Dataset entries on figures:
· · · ·

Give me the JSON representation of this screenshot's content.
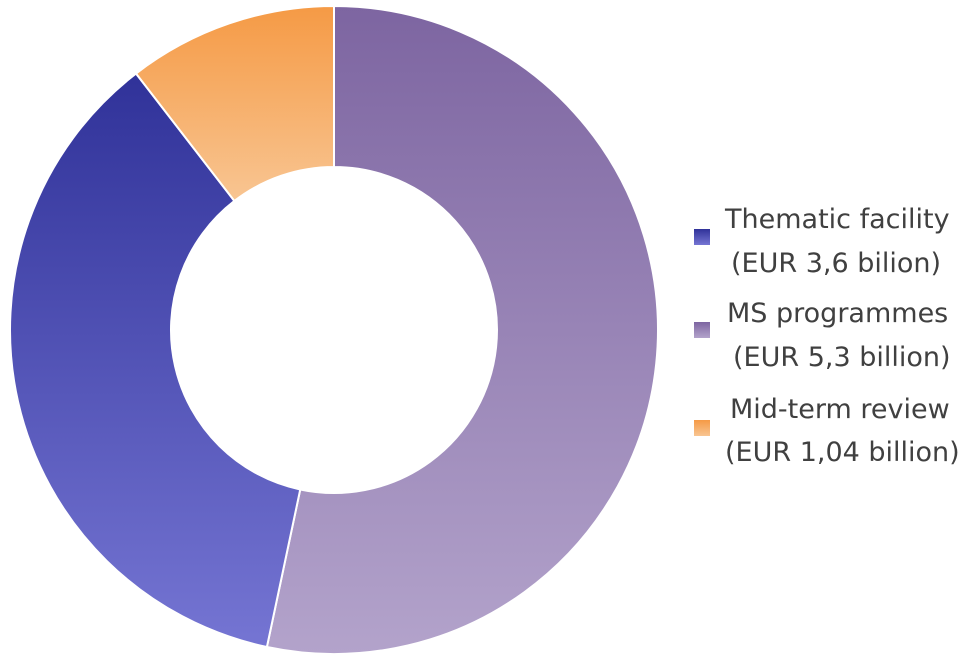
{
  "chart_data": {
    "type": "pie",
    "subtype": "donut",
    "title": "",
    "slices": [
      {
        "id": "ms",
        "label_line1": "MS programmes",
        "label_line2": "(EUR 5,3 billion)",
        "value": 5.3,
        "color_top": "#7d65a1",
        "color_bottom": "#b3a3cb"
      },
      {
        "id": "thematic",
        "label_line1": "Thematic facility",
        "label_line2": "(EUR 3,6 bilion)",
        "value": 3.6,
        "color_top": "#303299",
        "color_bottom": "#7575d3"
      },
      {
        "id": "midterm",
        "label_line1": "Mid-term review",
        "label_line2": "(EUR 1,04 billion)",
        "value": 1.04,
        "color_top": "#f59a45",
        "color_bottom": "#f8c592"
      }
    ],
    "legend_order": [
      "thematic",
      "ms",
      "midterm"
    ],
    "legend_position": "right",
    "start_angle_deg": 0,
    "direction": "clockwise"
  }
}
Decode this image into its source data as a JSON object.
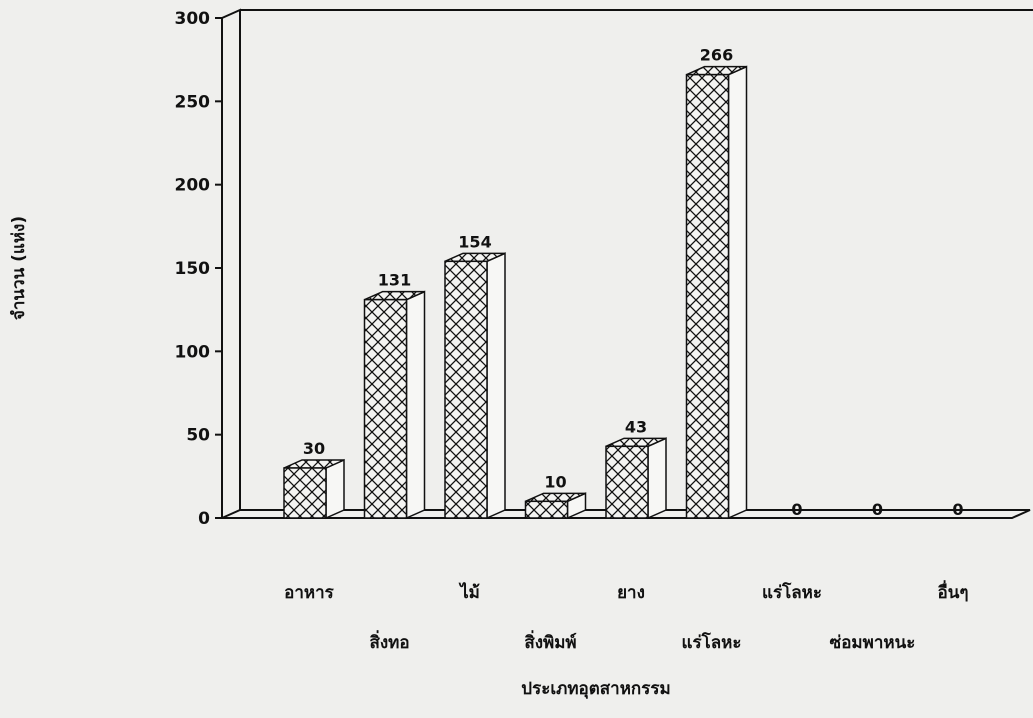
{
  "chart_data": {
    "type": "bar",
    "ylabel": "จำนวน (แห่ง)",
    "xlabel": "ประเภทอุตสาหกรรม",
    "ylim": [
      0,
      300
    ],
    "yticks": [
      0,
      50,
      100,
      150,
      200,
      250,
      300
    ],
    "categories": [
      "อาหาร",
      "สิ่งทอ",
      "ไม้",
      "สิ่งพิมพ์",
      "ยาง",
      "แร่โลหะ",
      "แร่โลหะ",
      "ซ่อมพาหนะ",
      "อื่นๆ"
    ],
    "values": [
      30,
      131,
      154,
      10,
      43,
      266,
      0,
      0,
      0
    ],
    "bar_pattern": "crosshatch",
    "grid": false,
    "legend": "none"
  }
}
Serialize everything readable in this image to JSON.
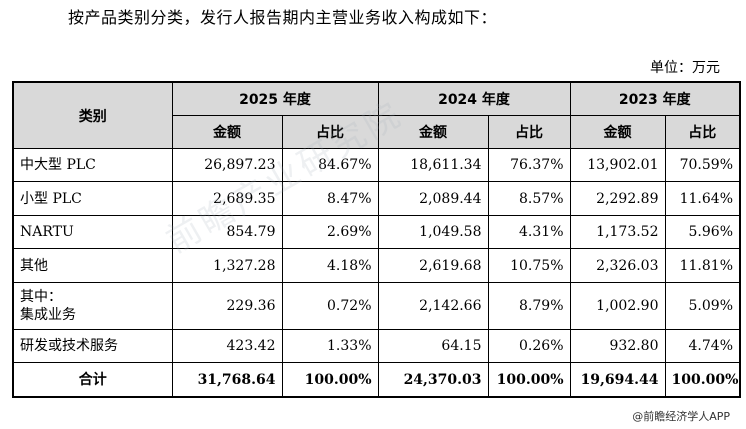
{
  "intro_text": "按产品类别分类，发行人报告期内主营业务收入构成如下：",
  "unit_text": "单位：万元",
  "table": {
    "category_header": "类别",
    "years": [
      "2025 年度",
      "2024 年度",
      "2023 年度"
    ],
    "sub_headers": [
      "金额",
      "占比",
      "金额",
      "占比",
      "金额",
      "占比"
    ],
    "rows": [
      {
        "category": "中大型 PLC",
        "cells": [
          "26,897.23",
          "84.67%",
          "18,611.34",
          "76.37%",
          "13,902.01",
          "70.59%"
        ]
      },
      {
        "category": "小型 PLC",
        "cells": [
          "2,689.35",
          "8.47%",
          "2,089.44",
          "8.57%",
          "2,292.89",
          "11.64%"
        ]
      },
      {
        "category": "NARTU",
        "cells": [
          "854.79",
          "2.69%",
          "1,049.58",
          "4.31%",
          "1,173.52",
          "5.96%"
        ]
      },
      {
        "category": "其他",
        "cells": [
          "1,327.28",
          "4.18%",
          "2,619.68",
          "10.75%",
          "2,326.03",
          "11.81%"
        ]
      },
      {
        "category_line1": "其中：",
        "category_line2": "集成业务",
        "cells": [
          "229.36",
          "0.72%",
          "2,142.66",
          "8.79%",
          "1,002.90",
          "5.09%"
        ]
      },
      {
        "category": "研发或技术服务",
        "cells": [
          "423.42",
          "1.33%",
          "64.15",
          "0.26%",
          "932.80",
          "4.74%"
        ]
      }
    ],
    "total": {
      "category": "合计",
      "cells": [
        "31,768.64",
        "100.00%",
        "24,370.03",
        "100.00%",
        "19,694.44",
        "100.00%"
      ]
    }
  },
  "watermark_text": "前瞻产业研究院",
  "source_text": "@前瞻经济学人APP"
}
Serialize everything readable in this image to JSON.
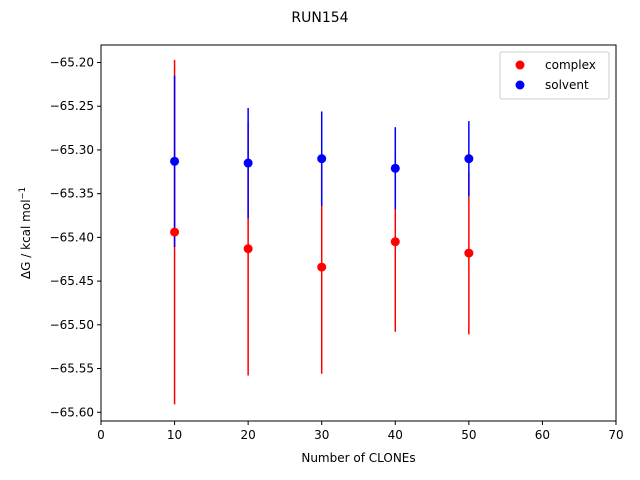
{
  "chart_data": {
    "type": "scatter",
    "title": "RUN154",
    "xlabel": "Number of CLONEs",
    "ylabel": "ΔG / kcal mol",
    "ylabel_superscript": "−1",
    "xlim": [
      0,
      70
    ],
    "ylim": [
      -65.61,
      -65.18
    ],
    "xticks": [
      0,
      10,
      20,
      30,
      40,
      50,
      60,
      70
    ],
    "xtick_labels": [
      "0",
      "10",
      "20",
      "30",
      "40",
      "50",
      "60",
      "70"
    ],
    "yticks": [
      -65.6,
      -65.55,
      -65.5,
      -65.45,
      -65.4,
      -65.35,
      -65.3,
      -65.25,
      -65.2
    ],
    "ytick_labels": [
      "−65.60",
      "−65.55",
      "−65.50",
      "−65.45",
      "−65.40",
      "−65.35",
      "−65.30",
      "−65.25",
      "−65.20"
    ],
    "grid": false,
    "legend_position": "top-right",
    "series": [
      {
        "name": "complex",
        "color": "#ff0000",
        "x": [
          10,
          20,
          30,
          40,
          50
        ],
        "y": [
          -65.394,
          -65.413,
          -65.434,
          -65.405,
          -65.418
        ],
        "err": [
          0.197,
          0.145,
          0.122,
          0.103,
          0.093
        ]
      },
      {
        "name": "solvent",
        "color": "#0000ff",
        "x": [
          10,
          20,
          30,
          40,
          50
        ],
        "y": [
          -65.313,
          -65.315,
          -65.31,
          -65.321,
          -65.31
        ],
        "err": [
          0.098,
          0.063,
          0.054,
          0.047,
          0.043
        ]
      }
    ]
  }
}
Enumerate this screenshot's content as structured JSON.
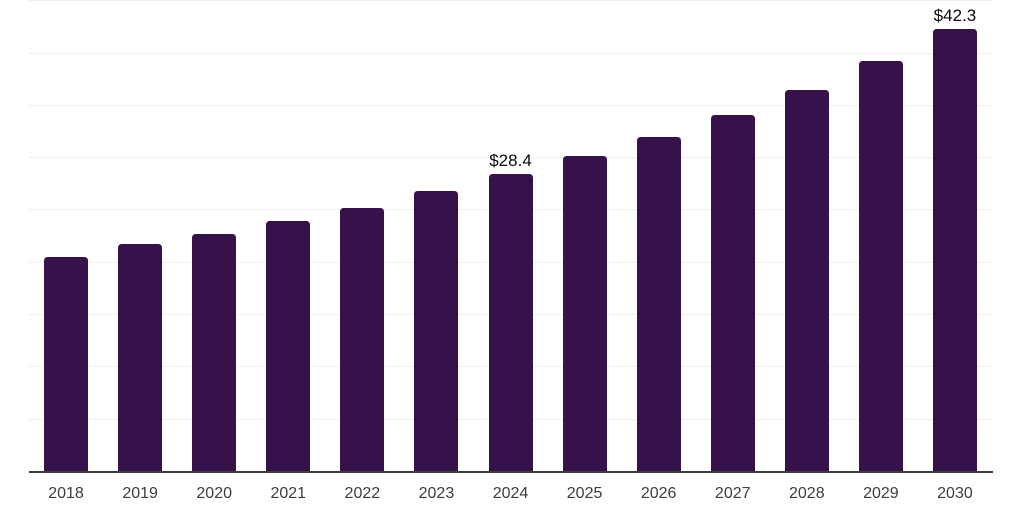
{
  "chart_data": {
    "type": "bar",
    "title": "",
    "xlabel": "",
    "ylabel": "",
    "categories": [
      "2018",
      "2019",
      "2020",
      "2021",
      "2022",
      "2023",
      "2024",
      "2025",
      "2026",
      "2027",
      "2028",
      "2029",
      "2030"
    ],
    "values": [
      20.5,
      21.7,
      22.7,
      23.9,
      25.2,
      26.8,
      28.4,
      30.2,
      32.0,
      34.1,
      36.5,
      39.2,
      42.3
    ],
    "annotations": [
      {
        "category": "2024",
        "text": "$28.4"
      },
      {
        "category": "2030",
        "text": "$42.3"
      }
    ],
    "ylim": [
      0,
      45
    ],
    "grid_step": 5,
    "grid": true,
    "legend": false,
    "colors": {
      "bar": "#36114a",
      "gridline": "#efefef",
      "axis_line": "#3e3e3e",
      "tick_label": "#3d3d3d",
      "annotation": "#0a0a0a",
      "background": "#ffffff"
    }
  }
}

· · · ·

*Task details*: Write the lines above out again exactly, without any of their pictures.

*Result*:
Give me the JSON representation of this screenshot's content.
{
  "chart_data": {
    "type": "pie",
    "subtype": "donut",
    "title": "",
    "slices": [
      {
        "id": "ms",
        "label_line1": "MS programmes",
        "label_line2": "(EUR 5,3 billion)",
        "value": 5.3,
        "color_top": "#7d65a1",
        "color_bottom": "#b3a3cb"
      },
      {
        "id": "thematic",
        "label_line1": "Thematic facility",
        "label_line2": "(EUR 3,6 bilion)",
        "value": 3.6,
        "color_top": "#303299",
        "color_bottom": "#7575d3"
      },
      {
        "id": "midterm",
        "label_line1": "Mid-term review",
        "label_line2": "(EUR 1,04 billion)",
        "value": 1.04,
        "color_top": "#f59a45",
        "color_bottom": "#f8c592"
      }
    ],
    "legend_order": [
      "thematic",
      "ms",
      "midterm"
    ],
    "legend_position": "right",
    "start_angle_deg": 0,
    "direction": "clockwise"
  }
}
Decode this image into its source data as a JSON object.
{
  "chart_data": {
    "type": "bar",
    "ylabel": "จำนวน (แห่ง)",
    "xlabel": "ประเภทอุตสาหกรรม",
    "ylim": [
      0,
      300
    ],
    "yticks": [
      0,
      50,
      100,
      150,
      200,
      250,
      300
    ],
    "categories": [
      "อาหาร",
      "สิ่งทอ",
      "ไม้",
      "สิ่งพิมพ์",
      "ยาง",
      "แร่โลหะ",
      "แร่โลหะ",
      "ซ่อมพาหนะ",
      "อื่นๆ"
    ],
    "values": [
      30,
      131,
      154,
      10,
      43,
      266,
      0,
      0,
      0
    ],
    "bar_pattern": "crosshatch",
    "grid": false,
    "legend": "none"
  }
}
Serialize everything readable in this image to JSON.
{
  "intro_text": "按产品类别分类，发行人报告期内主营业务收入构成如下：",
  "unit_text": "单位：万元",
  "table": {
    "category_header": "类别",
    "years": [
      "2025 年度",
      "2024 年度",
      "2023 年度"
    ],
    "sub_headers": [
      "金额",
      "占比",
      "金额",
      "占比",
      "金额",
      "占比"
    ],
    "rows": [
      {
        "category": "中大型 PLC",
        "cells": [
          "26,897.23",
          "84.67%",
          "18,611.34",
          "76.37%",
          "13,902.01",
          "70.59%"
        ]
      },
      {
        "category": "小型 PLC",
        "cells": [
          "2,689.35",
          "8.47%",
          "2,089.44",
          "8.57%",
          "2,292.89",
          "11.64%"
        ]
      },
      {
        "category": "NARTU",
        "cells": [
          "854.79",
          "2.69%",
          "1,049.58",
          "4.31%",
          "1,173.52",
          "5.96%"
        ]
      },
      {
        "category": "其他",
        "cells": [
          "1,327.28",
          "4.18%",
          "2,619.68",
          "10.75%",
          "2,326.03",
          "11.81%"
        ]
      },
      {
        "category_line1": "其中：",
        "category_line2": "集成业务",
        "cells": [
          "229.36",
          "0.72%",
          "2,142.66",
          "8.79%",
          "1,002.90",
          "5.09%"
        ]
      },
      {
        "category": "研发或技术服务",
        "cells": [
          "423.42",
          "1.33%",
          "64.15",
          "0.26%",
          "932.80",
          "4.74%"
        ]
      }
    ],
    "total": {
      "category": "合计",
      "cells": [
        "31,768.64",
        "100.00%",
        "24,370.03",
        "100.00%",
        "19,694.44",
        "100.00%"
      ]
    }
  },
  "watermark_text": "前瞻产业研究院",
  "source_text": "@前瞻经济学人APP"
}
Serialize everything readable in this image to JSON.
{
  "chart_data": {
    "type": "scatter",
    "title": "RUN154",
    "xlabel": "Number of CLONEs",
    "ylabel": "ΔG / kcal mol",
    "ylabel_superscript": "−1",
    "xlim": [
      0,
      70
    ],
    "ylim": [
      -65.61,
      -65.18
    ],
    "xticks": [
      0,
      10,
      20,
      30,
      40,
      50,
      60,
      70
    ],
    "xtick_labels": [
      "0",
      "10",
      "20",
      "30",
      "40",
      "50",
      "60",
      "70"
    ],
    "yticks": [
      -65.6,
      -65.55,
      -65.5,
      -65.45,
      -65.4,
      -65.35,
      -65.3,
      -65.25,
      -65.2
    ],
    "ytick_labels": [
      "−65.60",
      "−65.55",
      "−65.50",
      "−65.45",
      "−65.40",
      "−65.35",
      "−65.30",
      "−65.25",
      "−65.20"
    ],
    "grid": false,
    "legend_position": "top-right",
    "series": [
      {
        "name": "complex",
        "color": "#ff0000",
        "x": [
          10,
          20,
          30,
          40,
          50
        ],
        "y": [
          -65.394,
          -65.413,
          -65.434,
          -65.405,
          -65.418
        ],
        "err": [
          0.197,
          0.145,
          0.122,
          0.103,
          0.093
        ]
      },
      {
        "name": "solvent",
        "color": "#0000ff",
        "x": [
          10,
          20,
          30,
          40,
          50
        ],
        "y": [
          -65.313,
          -65.315,
          -65.31,
          -65.321,
          -65.31
        ],
        "err": [
          0.098,
          0.063,
          0.054,
          0.047,
          0.043
        ]
      }
    ]
  }
}
Enumerate this screenshot's content as structured JSON.
{
  "chart_data": {
    "type": "bar",
    "title": "",
    "xlabel": "",
    "ylabel": "",
    "categories": [
      "2018",
      "2019",
      "2020",
      "2021",
      "2022",
      "2023",
      "2024",
      "2025",
      "2026",
      "2027",
      "2028",
      "2029",
      "2030"
    ],
    "values": [
      20.5,
      21.7,
      22.7,
      23.9,
      25.2,
      26.8,
      28.4,
      30.2,
      32.0,
      34.1,
      36.5,
      39.2,
      42.3
    ],
    "annotations": [
      {
        "category": "2024",
        "text": "$28.4"
      },
      {
        "category": "2030",
        "text": "$42.3"
      }
    ],
    "ylim": [
      0,
      45
    ],
    "grid_step": 5,
    "grid": true,
    "legend": false,
    "colors": {
      "bar": "#36114a",
      "gridline": "#efefef",
      "axis_line": "#3e3e3e",
      "tick_label": "#3d3d3d",
      "annotation": "#0a0a0a",
      "background": "#ffffff"
    }
  }
}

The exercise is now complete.